■ **REQUIREMENTS**
Report how many lines contain "необходимо". Give the number and nothing else.

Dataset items
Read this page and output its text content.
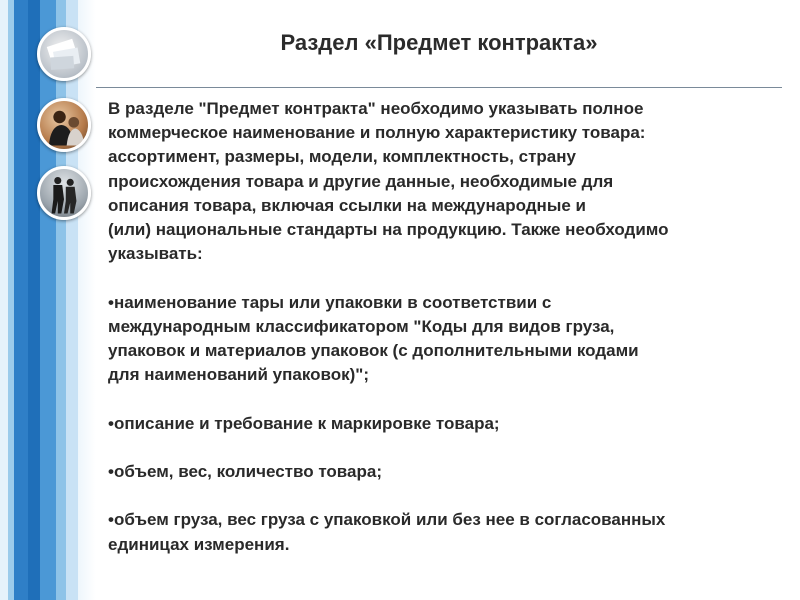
Раздел «Предмет контракта»
В разделе "Предмет контракта" необходимо указывать полное
коммерческое наименование и полную характеристику товара:
ассортимент, размеры, модели, комплектность, страну
происхождения товара и другие данные, необходимые для
описания товара, включая ссылки на международные и
(или) национальные стандарты на продукцию. Также необходимо
указывать:
•наименование тары или упаковки в соответствии с
международным классификатором "Коды для видов груза,
упаковок и материалов упаковок (с дополнительными кодами
для наименований упаковок)";
•описание и требование к маркировке товара;
•объем, вес, количество товара;
•объем груза, вес груза с упаковкой или без нее в согласованных
единицах измерения.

■ **SOLUTION FOR THIS TASK**
2